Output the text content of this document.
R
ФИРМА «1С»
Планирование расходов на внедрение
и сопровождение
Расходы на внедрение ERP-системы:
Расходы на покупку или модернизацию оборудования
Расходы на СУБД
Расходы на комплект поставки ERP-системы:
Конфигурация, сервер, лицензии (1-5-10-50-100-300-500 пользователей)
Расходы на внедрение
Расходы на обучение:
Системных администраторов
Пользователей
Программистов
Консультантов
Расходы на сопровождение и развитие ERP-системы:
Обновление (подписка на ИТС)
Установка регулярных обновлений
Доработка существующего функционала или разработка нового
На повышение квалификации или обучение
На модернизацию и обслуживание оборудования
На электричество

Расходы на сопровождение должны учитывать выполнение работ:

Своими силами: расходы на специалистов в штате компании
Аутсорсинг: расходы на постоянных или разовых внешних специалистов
──────────
**The problem**
From the records above, pull out every line containing the word "системы".

**Expected output**
Расходы на внедрение ERP-системы:
Расходы на комплект поставки ERP-системы:
Расходы на сопровождение и развитие ERP-системы:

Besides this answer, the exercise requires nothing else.